# [PASSAGE TO READ]
Celebrating Queensland Seniors
The 1960s was a decade of change, with the children of the post-war exerting their influences and ideologies onto the Australian cultural landscape. There were public demonstrations against the Vietnam War, conscription, and established rules and restrictive morals.
Whilst it could be argued that it was also the decade when we saw the start of the generation gap it was also the beginning of Seniors Week, or Old People’s Week as it was then, in Queensland.
Sixty years later we are at the beginning of the United Nations Decade of Healthy Ageing, a time when we are coming together for ten years of concerted, catalytic and collaborative action to improve the lives of older people, their families and the communities in which they live – said Mark Tucker-Evans, Chief Executive, Council on the Ageing Queensland, which coordinates the government-funded Queensland Seniors Week.
“Yet it is also a time to celebrate the achievements of the past, the contribution that older people have made and continue to make to the development of our State.
This year, because of COVID-19, Seniors Week will be different. Regrettably, there will not be as many large events and gatherings of people as we continue to work to maintain the safety of our communities and the health and wellbeing of Queenslanders.
This year more than ever people need something to celebrate, albeit in the safest way possible.
As COVID-19 regulations have seen many older people in self-isolation, never has it been more important to ensure people remain connected and don’t become segregated.”
To do so, Queensland Seniors Week will be working outside the box and are looking to launch a full calendar of events.
“Seniors Week has always been a great opportunity for Queenslanders to connect with people of all ages and backgrounds and we want to make sure that continues this year, even if many of them are having to do it from their own home,”
“While it may be a time for physical distancing, we want Virtual Seniors Week to be a time of great social interaction, bringing people together in unique ways they may not have tried before.”
“From virtual hugs and connecting through stories, people of all ages will be coming together, however, we can, to celebrate 60 years of celebrating Queensland seniors” said Seniors Week Coordinator Lisa Hodgkinson.
“Not everyone wants to be online, can access the internet, or programs some of the events are being held through. Does this sound like someone you know?
Consider hosting a small COVID Safe BYOT (bring your own tea) party, getting together with family and friends who can assist in enjoying the virtual calendar of events. This can be achieved by sharing a computer, smart TV, Chromecast, or by using a projector.
Whilst it is not our usual way of celebrating, it gives us the opportunity to access a range of events and activities held throughout Queensland.”
Queensland Seniors Week is coordinated by COTA Queensland on behalf of the Queensland Government.
This program supports the building of age-friendly communities in Queensland.

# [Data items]
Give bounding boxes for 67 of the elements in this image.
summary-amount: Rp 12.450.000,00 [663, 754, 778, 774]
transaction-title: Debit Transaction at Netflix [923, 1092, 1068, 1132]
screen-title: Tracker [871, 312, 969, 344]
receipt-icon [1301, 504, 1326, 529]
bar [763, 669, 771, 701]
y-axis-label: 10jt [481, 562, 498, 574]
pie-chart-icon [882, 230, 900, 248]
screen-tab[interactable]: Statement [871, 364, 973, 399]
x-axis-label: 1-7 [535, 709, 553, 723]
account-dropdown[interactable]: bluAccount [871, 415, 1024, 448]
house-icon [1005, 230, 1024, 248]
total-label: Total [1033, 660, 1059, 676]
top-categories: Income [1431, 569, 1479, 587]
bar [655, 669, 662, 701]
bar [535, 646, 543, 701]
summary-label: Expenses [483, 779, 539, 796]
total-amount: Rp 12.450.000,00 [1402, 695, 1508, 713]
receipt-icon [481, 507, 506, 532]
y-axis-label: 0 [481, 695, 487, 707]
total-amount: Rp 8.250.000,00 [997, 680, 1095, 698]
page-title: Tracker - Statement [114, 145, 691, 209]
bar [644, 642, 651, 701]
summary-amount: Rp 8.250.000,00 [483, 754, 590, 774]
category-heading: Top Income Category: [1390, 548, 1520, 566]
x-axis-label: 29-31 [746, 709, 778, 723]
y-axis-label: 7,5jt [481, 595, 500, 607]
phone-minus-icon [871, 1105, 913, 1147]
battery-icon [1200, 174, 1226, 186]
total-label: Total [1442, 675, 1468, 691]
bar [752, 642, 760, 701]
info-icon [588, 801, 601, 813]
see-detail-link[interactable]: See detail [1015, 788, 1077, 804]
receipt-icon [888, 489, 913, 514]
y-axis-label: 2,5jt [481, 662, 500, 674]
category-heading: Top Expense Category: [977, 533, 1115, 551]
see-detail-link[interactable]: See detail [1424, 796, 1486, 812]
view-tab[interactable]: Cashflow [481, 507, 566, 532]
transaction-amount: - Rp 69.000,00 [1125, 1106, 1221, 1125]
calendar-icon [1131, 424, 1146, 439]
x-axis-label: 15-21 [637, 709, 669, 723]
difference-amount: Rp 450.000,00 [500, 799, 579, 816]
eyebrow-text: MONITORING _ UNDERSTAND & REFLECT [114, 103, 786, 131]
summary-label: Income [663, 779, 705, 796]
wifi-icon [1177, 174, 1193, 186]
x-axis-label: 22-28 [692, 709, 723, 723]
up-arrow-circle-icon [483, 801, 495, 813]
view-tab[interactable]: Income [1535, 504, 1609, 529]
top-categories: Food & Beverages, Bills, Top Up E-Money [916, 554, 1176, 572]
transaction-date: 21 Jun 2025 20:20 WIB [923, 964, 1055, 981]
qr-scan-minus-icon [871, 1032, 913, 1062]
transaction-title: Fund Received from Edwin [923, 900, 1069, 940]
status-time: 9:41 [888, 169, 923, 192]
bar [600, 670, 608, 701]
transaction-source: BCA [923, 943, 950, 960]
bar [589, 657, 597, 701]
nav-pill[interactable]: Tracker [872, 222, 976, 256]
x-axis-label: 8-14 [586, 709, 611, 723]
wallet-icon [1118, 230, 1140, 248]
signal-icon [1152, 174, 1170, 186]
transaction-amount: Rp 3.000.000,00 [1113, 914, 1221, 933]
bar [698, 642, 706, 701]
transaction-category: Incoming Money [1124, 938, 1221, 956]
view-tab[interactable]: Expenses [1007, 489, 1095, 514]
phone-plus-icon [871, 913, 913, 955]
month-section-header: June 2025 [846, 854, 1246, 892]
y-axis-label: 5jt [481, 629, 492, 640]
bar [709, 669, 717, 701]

# [EXERCISE GOAL]
According to the article on Queensland Seniors Week, why will there be fewer large events and gatherings this year? Respond in one to three sentences. The rows are separate material and are unrelated to the article on Queensland Seniors Week.

# [ANSWER SPACE]
Because of COVID-19, Seniors Week will hold fewer large events and gatherings this year. The organizers are working to keep communities safe and to protect the health and wellbeing of Queenslanders.